**Given request**. Keep the wording of each record exactly the same when you repeat it, and leave out pictures.

[Extracted data entries]
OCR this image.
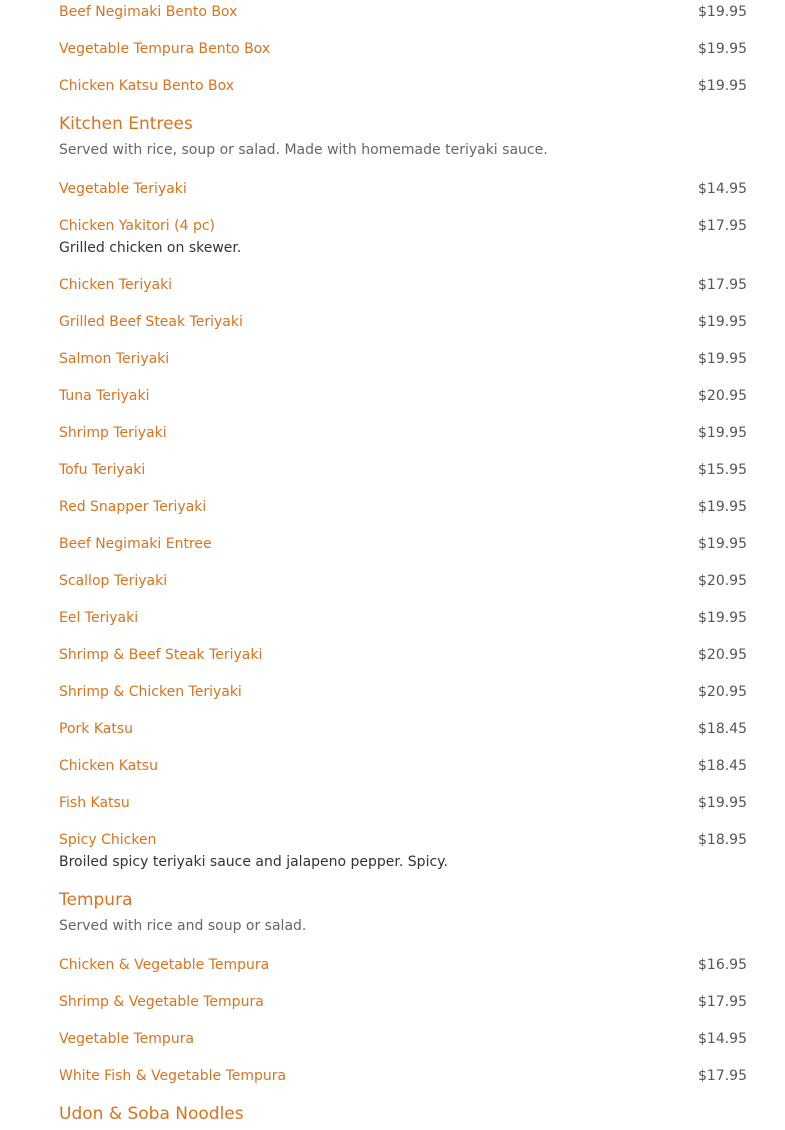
Beef Negimaki Bento Box	$19.95
Vegetable Tempura Bento Box	$19.95
Chicken Katsu Bento Box	$19.95
Kitchen Entrees
Served with rice, soup or salad. Made with homemade teriyaki sauce.
Vegetable Teriyaki	$14.95
Chicken Yakitori (4 pc)	$17.95
Grilled chicken on skewer.
Chicken Teriyaki	$17.95
Grilled Beef Steak Teriyaki	$19.95
Salmon Teriyaki	$19.95
Tuna Teriyaki	$20.95
Shrimp Teriyaki	$19.95
Tofu Teriyaki	$15.95
Red Snapper Teriyaki	$19.95
Beef Negimaki Entree	$19.95
Scallop Teriyaki	$20.95
Eel Teriyaki	$19.95
Shrimp & Beef Steak Teriyaki	$20.95
Shrimp & Chicken Teriyaki	$20.95
Pork Katsu	$18.45
Chicken Katsu	$18.45
Fish Katsu	$19.95
Spicy Chicken	$18.95
Broiled spicy teriyaki sauce and jalapeno pepper. Spicy.
Tempura
Served with rice and soup or salad.
Chicken & Vegetable Tempura	$16.95
Shrimp & Vegetable Tempura	$17.95
Vegetable Tempura	$14.95
White Fish & Vegetable Tempura	$17.95
Udon & Soba Noodles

**Worked solution**.
OCR this image.
Beef Negimaki Bento Box	$19.95
Vegetable Tempura Bento Box	$19.95
Chicken Katsu Bento Box	$19.95
Kitchen Entrees
Served with rice, soup or salad. Made with homemade teriyaki sauce.
Vegetable Teriyaki	$14.95
Chicken Yakitori (4 pc)	$17.95
Grilled chicken on skewer.
Chicken Teriyaki	$17.95
Grilled Beef Steak Teriyaki	$19.95
Salmon Teriyaki	$19.95
Tuna Teriyaki	$20.95
Shrimp Teriyaki	$19.95
Tofu Teriyaki	$15.95
Red Snapper Teriyaki	$19.95
Beef Negimaki Entree	$19.95
Scallop Teriyaki	$20.95
Eel Teriyaki	$19.95
Shrimp & Beef Steak Teriyaki	$20.95
Shrimp & Chicken Teriyaki	$20.95
Pork Katsu	$18.45
Chicken Katsu	$18.45
Fish Katsu	$19.95
Spicy Chicken	$18.95
Broiled spicy teriyaki sauce and jalapeno pepper. Spicy.
Tempura
Served with rice and soup or salad.
Chicken & Vegetable Tempura	$16.95
Shrimp & Vegetable Tempura	$17.95
Vegetable Tempura	$14.95
White Fish & Vegetable Tempura	$17.95
Udon & Soba Noodles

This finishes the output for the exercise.